* **Given information**:
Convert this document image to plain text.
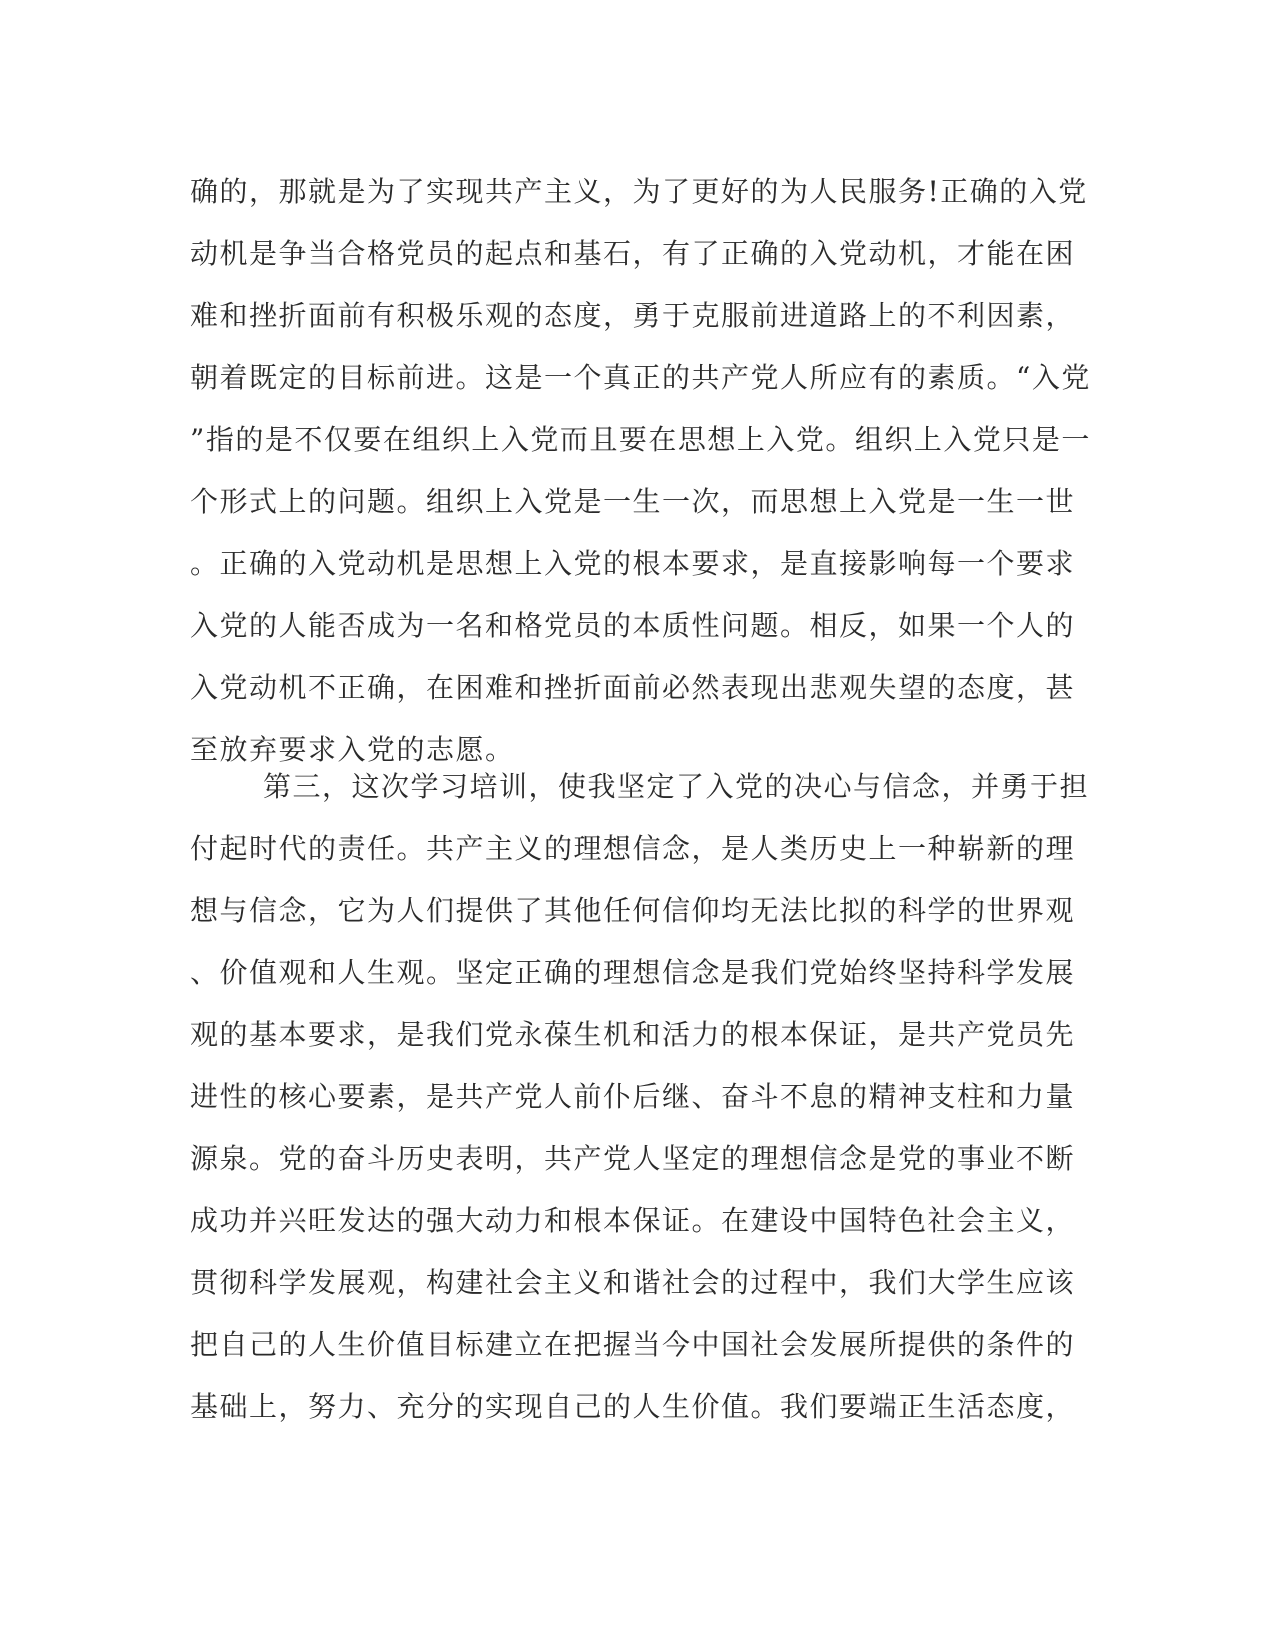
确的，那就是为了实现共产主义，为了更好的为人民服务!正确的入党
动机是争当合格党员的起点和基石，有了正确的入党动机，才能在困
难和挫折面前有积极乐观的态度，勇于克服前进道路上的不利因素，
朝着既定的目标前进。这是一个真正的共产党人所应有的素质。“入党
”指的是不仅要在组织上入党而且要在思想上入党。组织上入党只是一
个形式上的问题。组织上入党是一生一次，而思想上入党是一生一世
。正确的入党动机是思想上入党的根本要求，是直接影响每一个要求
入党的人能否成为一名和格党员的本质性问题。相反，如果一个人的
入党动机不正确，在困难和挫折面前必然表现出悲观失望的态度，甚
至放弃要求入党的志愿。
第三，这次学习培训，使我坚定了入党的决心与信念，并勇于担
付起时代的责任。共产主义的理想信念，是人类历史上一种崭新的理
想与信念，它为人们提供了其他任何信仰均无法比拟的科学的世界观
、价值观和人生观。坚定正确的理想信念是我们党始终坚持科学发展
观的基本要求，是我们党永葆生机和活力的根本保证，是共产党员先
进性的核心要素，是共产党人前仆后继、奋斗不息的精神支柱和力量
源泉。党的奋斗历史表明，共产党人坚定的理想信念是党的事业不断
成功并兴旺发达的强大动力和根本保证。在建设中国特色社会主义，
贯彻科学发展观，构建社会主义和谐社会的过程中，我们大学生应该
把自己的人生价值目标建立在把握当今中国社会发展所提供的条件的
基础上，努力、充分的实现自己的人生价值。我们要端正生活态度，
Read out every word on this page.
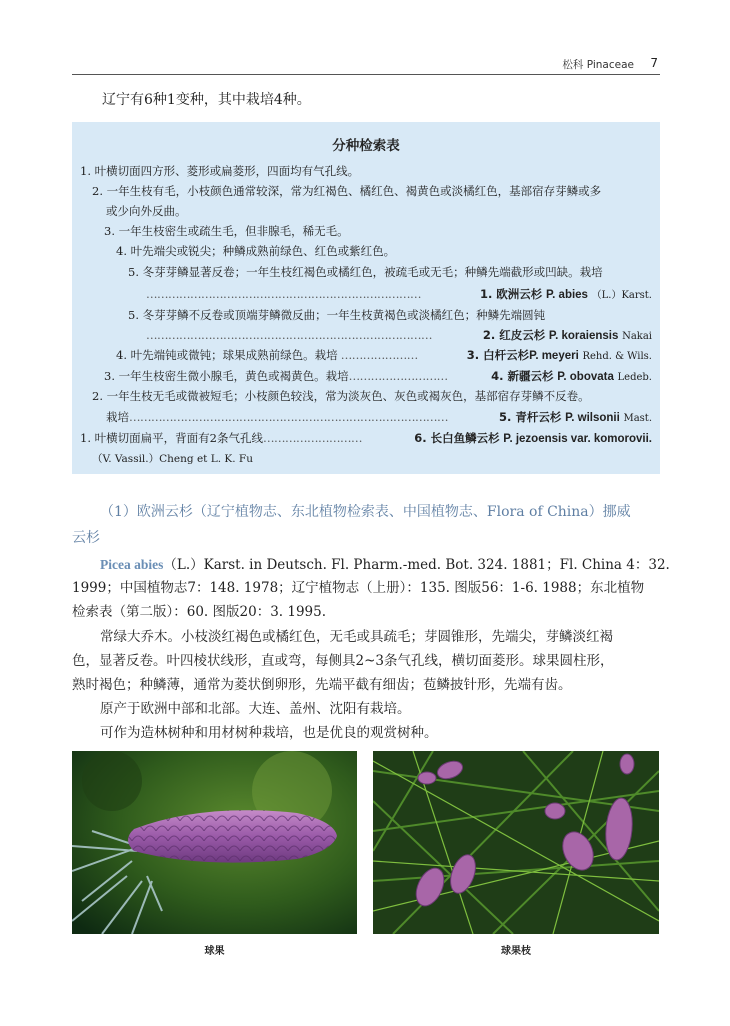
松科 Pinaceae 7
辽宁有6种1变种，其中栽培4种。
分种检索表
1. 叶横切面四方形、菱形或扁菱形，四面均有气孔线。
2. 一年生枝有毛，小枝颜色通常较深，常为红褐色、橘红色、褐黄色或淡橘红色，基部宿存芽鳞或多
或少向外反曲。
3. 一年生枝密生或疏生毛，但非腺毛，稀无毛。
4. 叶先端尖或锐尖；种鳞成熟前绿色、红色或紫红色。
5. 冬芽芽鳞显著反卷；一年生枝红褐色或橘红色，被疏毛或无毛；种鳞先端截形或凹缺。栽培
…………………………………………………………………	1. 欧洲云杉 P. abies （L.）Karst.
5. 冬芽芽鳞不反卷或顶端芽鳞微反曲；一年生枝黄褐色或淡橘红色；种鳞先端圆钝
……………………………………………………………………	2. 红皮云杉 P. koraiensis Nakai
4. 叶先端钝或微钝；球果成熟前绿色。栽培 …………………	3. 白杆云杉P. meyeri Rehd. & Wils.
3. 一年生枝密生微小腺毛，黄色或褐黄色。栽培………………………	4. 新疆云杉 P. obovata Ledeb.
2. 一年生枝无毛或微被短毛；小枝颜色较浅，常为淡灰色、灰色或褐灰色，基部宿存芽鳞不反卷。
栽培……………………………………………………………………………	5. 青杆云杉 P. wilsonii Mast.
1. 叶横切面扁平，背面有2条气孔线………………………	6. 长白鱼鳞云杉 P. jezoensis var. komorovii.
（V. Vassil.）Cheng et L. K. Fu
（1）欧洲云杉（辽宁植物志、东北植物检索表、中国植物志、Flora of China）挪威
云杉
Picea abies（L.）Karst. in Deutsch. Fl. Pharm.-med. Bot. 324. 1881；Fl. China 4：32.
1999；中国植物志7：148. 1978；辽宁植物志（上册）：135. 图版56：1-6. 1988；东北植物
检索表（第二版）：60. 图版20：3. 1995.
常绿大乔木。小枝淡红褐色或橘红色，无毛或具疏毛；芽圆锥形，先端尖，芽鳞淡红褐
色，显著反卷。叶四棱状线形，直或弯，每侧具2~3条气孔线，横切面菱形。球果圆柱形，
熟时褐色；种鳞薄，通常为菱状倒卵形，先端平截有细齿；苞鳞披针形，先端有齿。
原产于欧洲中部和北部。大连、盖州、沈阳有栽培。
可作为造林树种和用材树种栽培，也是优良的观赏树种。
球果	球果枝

--

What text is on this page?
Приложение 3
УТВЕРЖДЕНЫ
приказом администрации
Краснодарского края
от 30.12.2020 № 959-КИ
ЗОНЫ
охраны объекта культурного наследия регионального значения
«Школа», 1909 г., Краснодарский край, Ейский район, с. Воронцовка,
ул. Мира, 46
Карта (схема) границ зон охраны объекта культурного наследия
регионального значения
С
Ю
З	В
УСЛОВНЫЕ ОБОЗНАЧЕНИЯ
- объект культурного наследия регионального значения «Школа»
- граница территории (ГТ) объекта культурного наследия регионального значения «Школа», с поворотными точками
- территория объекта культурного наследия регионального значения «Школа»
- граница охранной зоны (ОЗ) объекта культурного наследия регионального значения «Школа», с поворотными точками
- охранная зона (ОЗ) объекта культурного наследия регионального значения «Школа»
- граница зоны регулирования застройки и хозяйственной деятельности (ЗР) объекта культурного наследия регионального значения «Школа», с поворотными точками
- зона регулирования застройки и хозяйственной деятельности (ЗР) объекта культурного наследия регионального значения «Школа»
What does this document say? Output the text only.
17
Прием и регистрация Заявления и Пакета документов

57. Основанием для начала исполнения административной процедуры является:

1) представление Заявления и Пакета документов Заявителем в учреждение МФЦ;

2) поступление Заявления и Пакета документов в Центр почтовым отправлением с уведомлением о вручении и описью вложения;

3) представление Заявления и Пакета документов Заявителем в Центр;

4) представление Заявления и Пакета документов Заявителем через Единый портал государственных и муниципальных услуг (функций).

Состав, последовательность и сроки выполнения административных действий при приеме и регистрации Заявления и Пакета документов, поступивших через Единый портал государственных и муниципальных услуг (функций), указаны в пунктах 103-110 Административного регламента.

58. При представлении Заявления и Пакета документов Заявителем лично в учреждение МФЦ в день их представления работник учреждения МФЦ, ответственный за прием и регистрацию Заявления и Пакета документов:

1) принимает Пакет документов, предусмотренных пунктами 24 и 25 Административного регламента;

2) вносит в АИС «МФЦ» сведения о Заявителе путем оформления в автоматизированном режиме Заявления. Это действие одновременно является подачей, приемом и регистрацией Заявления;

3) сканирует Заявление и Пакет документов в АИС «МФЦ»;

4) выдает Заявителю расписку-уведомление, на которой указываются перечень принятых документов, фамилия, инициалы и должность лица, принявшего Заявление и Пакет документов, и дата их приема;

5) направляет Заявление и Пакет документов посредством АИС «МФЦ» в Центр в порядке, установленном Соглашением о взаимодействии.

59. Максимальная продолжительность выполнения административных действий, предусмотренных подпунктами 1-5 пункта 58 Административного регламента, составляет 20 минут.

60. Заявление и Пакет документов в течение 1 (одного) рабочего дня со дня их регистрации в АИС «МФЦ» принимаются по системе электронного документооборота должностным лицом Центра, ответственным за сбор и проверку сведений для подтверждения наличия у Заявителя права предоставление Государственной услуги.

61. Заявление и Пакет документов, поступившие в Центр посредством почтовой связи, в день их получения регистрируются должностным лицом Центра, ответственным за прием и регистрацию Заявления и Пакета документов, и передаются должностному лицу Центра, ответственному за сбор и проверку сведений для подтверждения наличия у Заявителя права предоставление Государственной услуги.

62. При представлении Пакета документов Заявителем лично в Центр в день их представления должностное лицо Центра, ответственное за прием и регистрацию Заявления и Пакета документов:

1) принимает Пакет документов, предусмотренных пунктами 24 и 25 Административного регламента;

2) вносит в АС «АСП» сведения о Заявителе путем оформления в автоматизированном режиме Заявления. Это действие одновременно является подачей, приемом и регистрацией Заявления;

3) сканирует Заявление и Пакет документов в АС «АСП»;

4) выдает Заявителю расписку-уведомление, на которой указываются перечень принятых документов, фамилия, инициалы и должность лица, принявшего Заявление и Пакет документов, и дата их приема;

---

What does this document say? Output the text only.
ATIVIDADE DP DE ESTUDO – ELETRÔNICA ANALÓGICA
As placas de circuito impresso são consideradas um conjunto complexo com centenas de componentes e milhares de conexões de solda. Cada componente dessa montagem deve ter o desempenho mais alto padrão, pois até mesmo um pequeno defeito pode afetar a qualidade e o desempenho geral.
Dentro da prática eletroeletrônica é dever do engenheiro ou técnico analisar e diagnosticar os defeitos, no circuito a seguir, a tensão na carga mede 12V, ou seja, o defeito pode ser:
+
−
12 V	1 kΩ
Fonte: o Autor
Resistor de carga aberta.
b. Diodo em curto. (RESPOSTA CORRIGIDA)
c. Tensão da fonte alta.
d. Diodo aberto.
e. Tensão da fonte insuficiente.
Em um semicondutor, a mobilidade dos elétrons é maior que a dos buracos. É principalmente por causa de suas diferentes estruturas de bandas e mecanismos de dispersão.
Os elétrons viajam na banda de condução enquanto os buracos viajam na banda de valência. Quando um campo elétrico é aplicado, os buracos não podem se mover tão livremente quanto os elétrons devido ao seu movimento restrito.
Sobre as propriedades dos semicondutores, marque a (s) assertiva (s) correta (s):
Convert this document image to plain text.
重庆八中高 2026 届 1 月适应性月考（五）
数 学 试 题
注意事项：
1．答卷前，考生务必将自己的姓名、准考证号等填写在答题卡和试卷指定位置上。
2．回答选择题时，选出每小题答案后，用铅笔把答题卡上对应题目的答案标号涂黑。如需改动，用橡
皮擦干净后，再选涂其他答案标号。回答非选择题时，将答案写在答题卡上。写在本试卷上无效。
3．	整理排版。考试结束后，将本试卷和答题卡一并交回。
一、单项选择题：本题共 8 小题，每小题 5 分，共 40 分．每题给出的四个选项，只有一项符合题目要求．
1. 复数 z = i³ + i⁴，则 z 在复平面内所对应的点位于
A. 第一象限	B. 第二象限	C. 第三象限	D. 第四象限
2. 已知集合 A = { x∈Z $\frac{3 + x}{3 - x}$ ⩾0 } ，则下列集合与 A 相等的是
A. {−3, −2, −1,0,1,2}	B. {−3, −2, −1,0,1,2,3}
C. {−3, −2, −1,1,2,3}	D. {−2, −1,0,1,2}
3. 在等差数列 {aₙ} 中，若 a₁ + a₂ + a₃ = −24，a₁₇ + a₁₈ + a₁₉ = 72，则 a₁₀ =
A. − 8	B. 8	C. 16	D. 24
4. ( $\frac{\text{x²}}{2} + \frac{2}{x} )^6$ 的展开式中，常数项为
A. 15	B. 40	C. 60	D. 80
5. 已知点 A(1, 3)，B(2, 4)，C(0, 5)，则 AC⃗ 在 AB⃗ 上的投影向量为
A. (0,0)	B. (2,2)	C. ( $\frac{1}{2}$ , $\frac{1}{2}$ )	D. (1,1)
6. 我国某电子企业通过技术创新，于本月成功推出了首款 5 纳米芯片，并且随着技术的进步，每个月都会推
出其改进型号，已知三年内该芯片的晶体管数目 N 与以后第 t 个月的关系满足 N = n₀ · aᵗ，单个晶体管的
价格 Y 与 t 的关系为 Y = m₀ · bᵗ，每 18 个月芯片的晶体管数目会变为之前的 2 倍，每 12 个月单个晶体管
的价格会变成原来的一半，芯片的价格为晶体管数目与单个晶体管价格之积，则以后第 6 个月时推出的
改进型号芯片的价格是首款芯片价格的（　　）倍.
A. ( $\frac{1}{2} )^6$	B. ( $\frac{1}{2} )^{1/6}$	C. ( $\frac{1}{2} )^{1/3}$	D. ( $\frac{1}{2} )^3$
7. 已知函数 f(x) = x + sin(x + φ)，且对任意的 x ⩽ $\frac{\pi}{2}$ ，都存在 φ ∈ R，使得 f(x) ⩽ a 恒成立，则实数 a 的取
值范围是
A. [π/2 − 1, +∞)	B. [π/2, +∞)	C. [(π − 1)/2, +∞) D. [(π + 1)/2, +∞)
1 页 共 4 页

* **Exercise brief**:
Copy every line that includes the string "circuito" from the material above.

* **Exercise solution**:
As placas de circuito impresso são consideradas um conjunto complexo com centenas de componentes e milhares de conexões de solda. Cada componente dessa montagem deve ter o desempenho mais alto padrão, pois até mesmo um pequeno defeito pode afetar a qualidade e o desempenho geral.
Dentro da prática eletroeletrônica é dever do engenheiro ou técnico analisar e diagnosticar os defeitos, no circuito a seguir, a tensão na carga mede 12V, ou seja, o defeito pode ser:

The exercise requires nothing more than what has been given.